====== Data listing ======

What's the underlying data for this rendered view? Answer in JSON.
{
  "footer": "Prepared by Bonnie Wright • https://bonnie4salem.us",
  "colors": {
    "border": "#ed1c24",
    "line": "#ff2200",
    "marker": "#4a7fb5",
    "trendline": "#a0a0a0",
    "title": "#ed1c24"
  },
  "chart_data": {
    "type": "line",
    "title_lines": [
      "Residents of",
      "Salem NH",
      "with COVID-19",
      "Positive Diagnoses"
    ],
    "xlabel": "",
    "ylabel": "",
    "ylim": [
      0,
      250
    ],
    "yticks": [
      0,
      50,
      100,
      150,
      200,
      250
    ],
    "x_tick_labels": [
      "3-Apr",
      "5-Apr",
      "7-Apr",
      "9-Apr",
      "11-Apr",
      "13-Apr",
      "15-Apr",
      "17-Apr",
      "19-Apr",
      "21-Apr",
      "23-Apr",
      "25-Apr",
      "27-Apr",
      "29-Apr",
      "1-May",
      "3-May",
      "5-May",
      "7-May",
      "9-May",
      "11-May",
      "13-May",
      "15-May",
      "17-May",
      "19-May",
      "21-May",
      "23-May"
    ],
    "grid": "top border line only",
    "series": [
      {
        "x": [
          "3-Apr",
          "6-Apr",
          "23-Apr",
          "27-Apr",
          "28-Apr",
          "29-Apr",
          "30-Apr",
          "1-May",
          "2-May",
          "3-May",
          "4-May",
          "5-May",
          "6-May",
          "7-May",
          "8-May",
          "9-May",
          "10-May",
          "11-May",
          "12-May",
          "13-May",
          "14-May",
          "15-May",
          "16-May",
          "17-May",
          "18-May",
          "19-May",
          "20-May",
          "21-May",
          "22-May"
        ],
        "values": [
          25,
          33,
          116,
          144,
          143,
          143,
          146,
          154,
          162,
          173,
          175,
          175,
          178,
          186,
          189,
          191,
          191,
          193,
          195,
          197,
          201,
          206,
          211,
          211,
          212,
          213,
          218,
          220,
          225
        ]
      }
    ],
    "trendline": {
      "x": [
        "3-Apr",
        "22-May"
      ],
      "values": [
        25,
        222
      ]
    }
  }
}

======

- Required work: Copy every line in the entries above that has the string "border" in it.

- Solution for this exercise:
    "border": "#ed1c24",
    "grid": "top border line only",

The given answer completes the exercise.